#### [COMPITO DA SVOLGERE]
Riscrivi le righe che partono da quella contenente "- y-right-tick-label: 70: [599, 175, 618, 194]" e terminano con quella contenente "- y-left-tick-label: -5: [25, 244, 40, 263]", estremi compresi. Sostituisci "bar" con "barra" e lascia invariato tutto il resto.

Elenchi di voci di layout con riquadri
▽
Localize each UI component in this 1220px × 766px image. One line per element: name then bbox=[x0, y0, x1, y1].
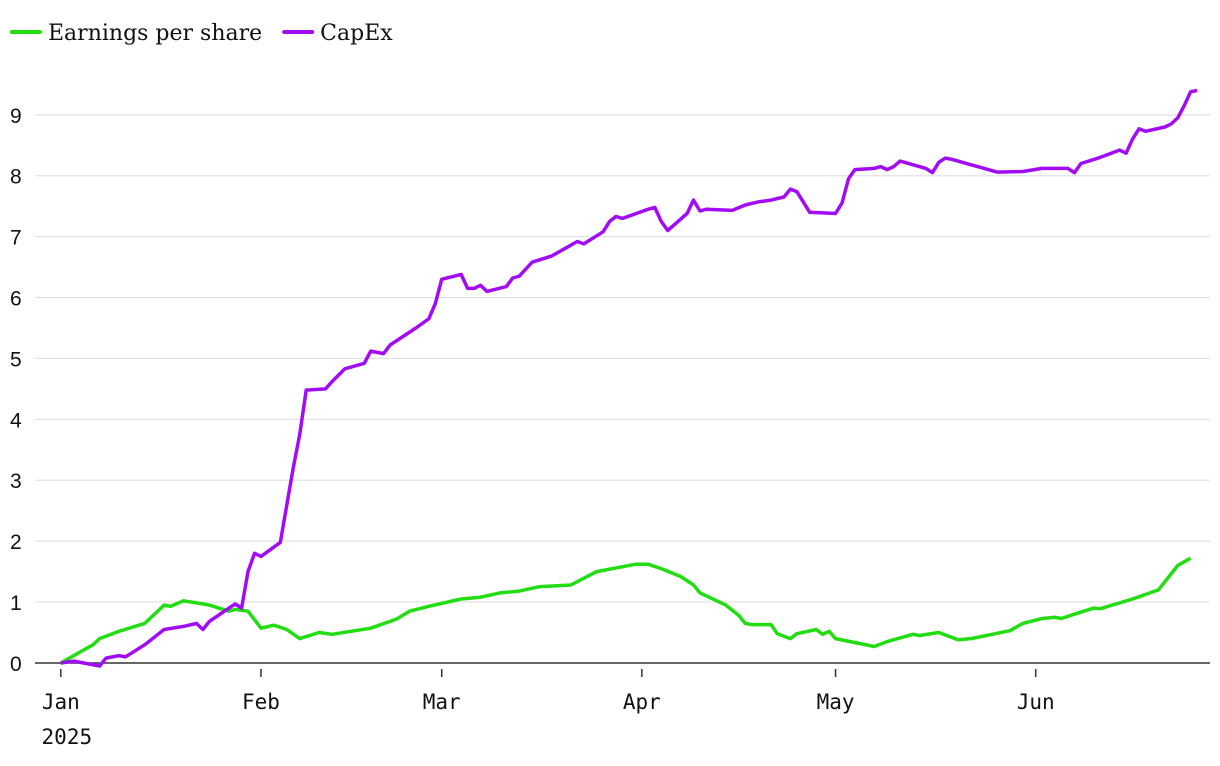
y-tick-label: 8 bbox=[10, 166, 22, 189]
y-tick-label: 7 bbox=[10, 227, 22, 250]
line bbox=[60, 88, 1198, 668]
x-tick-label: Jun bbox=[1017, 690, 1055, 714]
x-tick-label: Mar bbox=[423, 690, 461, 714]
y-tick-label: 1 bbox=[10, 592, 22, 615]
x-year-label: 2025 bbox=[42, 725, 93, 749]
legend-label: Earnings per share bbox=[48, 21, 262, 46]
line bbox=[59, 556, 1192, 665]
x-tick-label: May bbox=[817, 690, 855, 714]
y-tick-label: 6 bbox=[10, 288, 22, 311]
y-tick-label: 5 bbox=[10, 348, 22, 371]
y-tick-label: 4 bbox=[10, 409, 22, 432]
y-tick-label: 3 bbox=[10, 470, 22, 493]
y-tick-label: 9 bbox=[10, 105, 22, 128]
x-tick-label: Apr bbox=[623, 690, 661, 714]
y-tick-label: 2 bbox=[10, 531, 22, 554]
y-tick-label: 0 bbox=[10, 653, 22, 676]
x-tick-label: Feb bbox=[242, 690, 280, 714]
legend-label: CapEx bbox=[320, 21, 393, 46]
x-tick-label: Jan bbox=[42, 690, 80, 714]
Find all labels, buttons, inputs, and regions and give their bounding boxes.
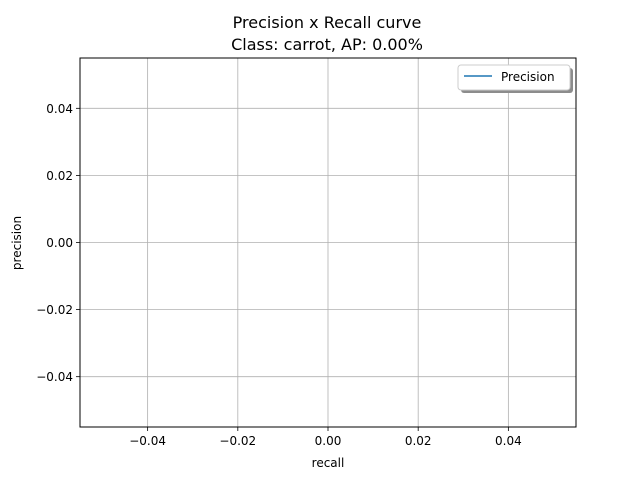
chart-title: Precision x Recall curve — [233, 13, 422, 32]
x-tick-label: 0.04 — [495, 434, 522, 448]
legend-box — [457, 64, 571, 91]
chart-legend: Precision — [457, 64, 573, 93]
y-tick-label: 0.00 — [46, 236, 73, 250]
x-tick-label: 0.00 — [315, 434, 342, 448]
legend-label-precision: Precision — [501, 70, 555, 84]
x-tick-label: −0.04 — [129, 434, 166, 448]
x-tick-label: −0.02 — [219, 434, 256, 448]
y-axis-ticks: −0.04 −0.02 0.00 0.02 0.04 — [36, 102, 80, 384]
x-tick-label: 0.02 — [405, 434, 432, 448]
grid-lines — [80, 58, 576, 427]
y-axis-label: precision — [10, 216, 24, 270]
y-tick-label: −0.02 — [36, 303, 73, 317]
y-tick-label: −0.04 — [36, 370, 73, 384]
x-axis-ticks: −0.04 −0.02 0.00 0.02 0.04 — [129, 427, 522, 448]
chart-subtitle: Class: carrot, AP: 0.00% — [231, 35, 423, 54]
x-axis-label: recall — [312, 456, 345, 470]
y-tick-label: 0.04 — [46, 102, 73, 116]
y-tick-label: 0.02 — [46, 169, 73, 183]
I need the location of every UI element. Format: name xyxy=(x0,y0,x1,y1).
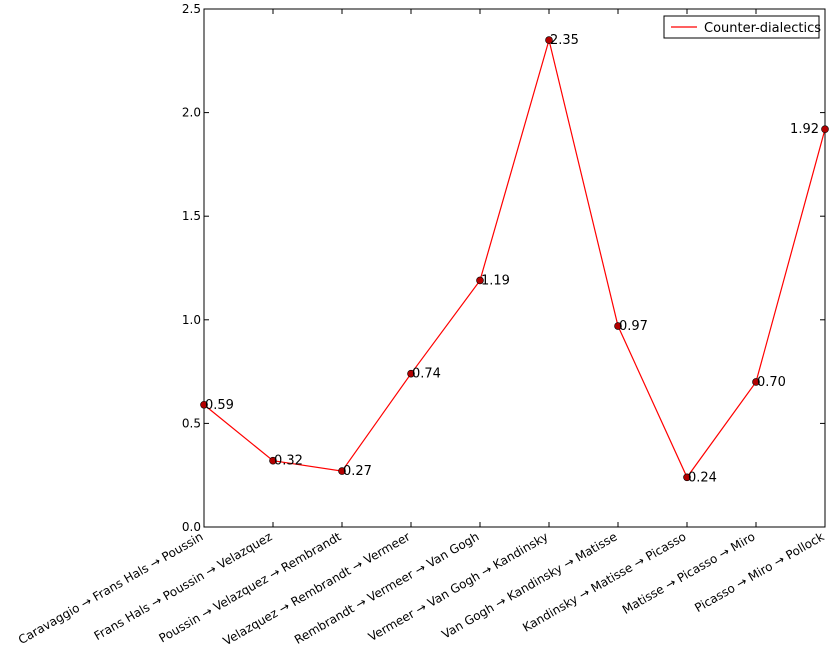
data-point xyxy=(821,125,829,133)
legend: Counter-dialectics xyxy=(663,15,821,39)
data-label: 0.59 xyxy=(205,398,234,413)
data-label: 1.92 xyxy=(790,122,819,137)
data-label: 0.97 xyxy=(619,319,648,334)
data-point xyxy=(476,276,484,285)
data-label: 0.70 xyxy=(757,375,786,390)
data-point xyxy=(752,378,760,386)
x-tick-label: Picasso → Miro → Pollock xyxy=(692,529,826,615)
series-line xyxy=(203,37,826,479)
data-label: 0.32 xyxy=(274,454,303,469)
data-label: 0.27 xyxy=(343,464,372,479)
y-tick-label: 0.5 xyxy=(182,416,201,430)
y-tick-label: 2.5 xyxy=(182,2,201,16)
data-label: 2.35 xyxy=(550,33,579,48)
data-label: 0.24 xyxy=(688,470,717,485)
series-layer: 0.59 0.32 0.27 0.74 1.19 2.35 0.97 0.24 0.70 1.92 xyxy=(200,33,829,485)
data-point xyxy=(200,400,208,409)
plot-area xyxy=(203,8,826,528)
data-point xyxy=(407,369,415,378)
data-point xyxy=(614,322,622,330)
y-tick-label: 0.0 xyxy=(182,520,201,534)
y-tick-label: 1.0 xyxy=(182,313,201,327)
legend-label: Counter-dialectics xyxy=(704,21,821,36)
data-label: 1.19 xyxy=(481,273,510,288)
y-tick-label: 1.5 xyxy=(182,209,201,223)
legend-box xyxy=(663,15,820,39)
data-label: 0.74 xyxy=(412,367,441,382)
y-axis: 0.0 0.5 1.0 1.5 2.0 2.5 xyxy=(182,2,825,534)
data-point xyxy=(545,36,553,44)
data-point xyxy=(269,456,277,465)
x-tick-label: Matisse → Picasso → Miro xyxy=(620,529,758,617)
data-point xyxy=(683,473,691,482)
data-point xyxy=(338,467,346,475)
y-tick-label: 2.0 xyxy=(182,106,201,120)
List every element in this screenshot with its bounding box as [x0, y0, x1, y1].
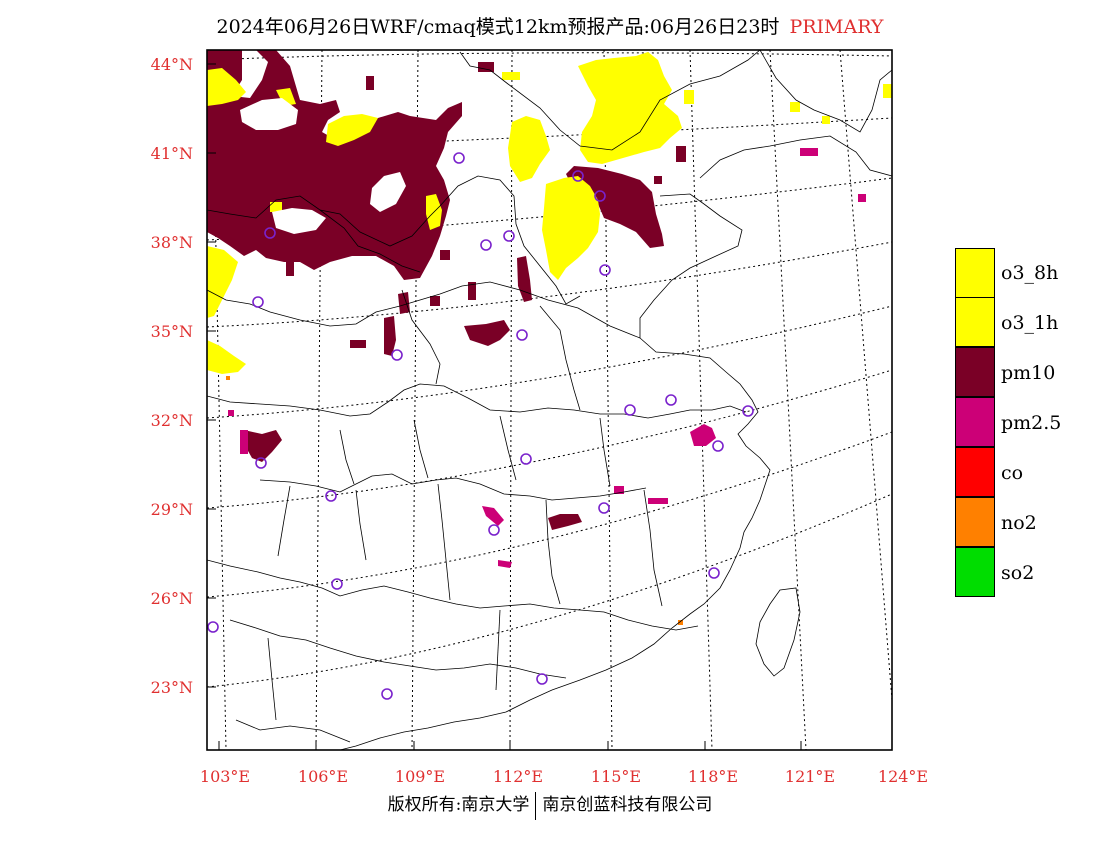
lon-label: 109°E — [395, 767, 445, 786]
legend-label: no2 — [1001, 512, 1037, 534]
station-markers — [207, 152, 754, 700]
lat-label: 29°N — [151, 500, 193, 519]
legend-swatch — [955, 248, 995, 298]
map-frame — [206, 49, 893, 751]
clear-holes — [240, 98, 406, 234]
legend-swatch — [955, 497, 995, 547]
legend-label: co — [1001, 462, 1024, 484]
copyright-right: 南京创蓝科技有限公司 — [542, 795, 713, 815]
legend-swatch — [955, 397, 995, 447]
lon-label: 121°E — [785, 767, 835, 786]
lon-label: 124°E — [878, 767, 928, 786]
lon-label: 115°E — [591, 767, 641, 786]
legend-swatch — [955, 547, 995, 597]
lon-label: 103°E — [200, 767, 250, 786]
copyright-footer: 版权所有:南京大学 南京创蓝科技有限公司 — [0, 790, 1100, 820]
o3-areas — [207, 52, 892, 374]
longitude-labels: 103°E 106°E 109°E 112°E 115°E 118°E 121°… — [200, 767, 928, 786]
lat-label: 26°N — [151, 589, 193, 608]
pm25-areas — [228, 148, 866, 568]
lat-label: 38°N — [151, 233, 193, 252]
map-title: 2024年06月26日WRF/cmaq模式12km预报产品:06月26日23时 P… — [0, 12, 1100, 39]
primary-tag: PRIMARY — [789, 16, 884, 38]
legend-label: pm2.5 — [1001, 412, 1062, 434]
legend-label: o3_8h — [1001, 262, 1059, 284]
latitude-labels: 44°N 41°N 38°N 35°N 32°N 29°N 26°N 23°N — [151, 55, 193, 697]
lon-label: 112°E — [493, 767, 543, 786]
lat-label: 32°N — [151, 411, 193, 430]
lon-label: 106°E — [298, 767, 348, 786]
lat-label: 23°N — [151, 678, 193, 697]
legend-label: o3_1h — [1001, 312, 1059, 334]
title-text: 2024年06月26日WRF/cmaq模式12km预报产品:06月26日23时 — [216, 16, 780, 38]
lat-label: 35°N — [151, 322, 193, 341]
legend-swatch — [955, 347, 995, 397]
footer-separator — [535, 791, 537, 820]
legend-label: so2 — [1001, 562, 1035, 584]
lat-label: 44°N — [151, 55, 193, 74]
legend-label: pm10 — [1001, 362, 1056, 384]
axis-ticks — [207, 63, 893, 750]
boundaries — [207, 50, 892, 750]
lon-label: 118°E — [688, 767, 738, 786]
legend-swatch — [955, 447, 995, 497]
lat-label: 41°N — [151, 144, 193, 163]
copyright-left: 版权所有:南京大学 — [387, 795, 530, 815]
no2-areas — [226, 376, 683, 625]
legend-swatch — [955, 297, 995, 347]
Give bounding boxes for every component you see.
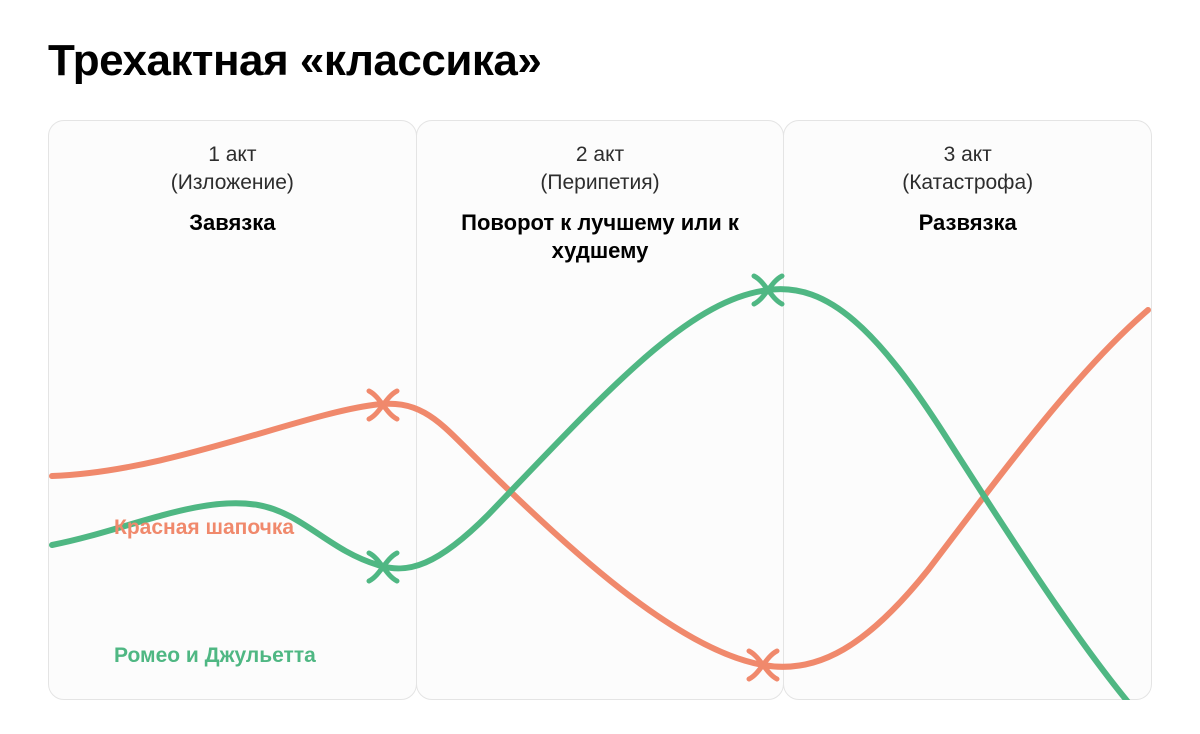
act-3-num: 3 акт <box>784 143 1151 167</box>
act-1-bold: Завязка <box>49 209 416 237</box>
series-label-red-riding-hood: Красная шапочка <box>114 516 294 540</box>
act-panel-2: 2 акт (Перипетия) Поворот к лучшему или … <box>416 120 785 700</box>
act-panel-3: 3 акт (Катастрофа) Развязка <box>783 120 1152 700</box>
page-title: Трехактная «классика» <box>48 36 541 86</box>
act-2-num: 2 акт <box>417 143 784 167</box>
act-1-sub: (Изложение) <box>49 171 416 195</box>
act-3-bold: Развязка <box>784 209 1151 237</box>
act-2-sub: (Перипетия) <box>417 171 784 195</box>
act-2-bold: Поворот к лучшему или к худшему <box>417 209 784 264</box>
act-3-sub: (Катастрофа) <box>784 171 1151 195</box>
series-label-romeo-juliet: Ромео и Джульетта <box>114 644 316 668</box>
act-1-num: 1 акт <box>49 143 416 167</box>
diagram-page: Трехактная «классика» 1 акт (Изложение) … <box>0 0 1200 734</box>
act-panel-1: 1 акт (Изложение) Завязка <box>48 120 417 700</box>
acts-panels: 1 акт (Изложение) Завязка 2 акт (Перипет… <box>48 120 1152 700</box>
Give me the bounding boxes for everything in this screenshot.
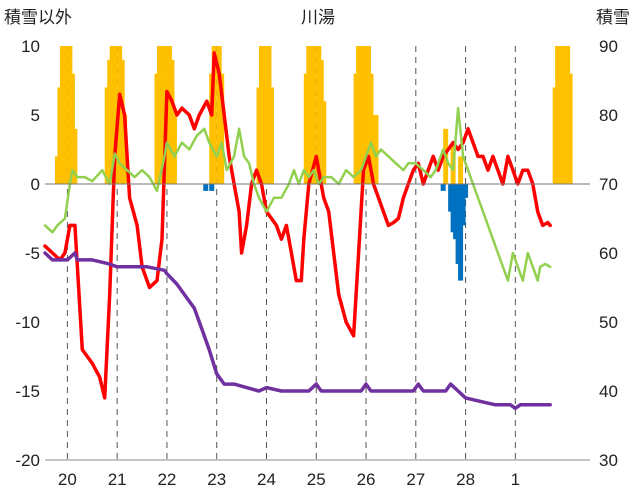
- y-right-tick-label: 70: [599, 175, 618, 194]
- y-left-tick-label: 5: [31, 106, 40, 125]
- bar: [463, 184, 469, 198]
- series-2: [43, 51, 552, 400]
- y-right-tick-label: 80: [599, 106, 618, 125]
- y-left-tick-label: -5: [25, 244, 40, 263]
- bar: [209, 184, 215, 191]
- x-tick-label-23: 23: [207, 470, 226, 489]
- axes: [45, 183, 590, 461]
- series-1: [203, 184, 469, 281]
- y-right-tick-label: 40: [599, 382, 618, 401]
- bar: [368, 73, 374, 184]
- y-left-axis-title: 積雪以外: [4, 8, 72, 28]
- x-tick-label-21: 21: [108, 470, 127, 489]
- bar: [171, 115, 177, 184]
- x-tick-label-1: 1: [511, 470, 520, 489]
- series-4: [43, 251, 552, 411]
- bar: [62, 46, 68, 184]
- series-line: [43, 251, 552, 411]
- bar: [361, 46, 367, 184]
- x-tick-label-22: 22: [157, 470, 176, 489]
△
#### [RISULTATO]
- y-right-tick-label: 70: [599, 175, 618, 194]
- y-left-tick-label: 5: [31, 106, 40, 125]
- barra: [463, 184, 469, 198]
- series-2: [43, 51, 552, 400]
- y-right-tick-label: 80: [599, 106, 618, 125]
- y-left-tick-label: -5: [25, 244, 40, 263]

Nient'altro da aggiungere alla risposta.